--- START DATA IN THIS EXERCISE ---

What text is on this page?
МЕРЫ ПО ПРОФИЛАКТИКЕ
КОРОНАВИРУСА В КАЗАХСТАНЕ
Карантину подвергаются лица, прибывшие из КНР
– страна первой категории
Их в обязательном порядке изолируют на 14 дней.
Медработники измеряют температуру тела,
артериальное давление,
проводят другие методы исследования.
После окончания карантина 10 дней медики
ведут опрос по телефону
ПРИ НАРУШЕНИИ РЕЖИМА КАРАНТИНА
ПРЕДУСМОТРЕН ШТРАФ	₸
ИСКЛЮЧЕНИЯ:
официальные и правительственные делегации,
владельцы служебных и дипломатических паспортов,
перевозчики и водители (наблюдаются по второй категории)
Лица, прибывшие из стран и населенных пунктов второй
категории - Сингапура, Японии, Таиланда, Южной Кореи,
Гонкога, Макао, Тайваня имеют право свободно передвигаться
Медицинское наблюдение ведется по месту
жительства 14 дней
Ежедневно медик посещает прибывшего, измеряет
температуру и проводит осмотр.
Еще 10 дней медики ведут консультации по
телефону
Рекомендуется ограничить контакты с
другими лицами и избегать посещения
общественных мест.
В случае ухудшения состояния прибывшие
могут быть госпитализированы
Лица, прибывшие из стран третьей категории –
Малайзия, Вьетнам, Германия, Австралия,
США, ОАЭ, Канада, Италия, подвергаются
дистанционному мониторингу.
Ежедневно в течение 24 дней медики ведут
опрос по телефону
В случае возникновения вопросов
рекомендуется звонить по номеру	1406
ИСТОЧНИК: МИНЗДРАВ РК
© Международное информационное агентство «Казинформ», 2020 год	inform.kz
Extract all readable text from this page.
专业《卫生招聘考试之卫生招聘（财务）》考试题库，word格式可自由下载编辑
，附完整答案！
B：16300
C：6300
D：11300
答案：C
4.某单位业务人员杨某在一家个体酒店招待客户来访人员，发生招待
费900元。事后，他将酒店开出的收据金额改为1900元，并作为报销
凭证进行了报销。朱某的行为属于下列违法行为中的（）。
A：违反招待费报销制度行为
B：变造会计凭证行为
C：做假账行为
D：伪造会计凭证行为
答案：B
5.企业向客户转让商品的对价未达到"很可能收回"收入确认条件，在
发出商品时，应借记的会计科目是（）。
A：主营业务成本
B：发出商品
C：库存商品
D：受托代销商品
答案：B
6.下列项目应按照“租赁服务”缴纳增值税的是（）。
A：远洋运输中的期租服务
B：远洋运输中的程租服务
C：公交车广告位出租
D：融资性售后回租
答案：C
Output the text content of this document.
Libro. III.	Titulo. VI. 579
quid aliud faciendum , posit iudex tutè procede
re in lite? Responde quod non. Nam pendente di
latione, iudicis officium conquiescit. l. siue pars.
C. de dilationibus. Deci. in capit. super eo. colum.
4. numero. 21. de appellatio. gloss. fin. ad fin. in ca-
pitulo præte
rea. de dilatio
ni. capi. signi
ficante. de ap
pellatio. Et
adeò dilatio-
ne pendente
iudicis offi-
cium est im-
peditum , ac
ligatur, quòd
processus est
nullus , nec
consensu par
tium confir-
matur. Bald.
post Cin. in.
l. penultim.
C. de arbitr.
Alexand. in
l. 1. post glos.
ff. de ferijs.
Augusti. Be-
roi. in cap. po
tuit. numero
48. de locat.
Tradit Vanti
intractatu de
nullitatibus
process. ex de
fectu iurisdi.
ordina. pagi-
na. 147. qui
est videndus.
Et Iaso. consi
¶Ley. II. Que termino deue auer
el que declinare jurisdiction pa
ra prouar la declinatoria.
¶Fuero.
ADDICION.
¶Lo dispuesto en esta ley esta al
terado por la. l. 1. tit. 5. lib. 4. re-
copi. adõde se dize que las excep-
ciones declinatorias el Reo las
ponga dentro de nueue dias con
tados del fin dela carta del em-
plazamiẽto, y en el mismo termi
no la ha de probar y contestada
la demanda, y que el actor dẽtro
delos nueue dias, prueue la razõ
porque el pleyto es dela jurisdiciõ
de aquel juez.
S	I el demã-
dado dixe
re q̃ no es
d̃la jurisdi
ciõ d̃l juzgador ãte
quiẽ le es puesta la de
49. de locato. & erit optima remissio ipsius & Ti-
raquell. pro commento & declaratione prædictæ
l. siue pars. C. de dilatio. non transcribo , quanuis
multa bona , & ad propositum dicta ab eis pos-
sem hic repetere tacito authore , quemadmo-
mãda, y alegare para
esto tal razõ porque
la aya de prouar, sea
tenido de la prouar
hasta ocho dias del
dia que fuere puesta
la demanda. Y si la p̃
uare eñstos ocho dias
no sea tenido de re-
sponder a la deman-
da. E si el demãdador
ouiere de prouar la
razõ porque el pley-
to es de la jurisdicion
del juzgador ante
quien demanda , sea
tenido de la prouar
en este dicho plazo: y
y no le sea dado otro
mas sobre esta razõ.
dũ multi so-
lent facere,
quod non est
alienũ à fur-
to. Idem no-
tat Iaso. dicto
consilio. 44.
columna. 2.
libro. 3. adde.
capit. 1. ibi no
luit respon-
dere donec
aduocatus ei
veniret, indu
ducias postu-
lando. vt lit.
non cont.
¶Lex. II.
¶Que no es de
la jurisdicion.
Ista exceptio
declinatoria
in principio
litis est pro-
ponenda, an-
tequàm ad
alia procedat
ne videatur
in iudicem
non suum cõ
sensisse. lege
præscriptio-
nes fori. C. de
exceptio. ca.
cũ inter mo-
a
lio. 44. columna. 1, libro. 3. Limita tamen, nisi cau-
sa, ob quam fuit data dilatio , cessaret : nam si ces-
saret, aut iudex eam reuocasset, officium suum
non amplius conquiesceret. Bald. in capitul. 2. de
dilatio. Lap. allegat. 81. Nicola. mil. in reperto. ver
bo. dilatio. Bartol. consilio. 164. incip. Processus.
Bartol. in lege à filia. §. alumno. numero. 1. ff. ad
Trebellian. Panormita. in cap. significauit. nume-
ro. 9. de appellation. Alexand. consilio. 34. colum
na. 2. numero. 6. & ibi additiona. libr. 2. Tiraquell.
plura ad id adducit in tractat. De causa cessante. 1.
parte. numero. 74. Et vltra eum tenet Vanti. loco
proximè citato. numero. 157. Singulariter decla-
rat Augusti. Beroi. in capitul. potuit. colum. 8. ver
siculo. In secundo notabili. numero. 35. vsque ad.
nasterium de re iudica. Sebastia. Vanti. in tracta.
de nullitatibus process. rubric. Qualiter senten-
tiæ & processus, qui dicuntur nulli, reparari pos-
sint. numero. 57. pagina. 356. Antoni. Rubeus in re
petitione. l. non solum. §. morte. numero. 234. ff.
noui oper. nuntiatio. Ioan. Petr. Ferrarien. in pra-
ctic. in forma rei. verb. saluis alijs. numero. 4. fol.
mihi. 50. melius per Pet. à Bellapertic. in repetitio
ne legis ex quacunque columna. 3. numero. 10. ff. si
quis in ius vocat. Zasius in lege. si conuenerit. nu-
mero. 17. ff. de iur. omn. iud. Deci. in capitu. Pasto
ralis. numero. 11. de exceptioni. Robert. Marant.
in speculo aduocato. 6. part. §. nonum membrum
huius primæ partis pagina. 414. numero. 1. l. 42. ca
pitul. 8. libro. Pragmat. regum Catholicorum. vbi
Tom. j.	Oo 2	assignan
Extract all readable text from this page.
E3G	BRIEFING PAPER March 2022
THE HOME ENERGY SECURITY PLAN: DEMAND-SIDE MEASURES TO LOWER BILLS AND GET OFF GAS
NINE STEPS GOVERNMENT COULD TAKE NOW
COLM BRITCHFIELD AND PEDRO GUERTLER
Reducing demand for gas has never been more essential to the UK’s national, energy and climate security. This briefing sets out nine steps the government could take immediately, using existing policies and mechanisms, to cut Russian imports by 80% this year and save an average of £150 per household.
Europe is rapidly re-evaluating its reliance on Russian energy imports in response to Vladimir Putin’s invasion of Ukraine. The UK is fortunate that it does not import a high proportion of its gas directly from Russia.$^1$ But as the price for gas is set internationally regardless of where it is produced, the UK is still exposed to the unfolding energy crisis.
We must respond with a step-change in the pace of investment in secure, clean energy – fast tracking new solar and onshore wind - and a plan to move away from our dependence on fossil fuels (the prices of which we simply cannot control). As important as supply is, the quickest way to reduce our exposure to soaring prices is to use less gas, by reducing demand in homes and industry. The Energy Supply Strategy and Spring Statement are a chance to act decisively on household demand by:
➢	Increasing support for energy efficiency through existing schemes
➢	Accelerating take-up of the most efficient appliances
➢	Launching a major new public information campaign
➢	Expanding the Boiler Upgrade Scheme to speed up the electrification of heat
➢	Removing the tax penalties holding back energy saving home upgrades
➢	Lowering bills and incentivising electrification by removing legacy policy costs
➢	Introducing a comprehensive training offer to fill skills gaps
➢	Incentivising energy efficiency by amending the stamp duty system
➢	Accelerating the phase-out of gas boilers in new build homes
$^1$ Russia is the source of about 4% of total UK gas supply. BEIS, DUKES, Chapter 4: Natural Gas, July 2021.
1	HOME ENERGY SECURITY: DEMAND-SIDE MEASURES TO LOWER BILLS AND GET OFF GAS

--- END DATA IN THIS EXERCISE ---

*REQUIREMENTS*: Copy out all lines that carry the word "Accelerating".

*RESULT FOR THIS TASK*:
➢	Accelerating take-up of the most efficient appliances
➢	Accelerating the phase-out of gas boilers in new build homes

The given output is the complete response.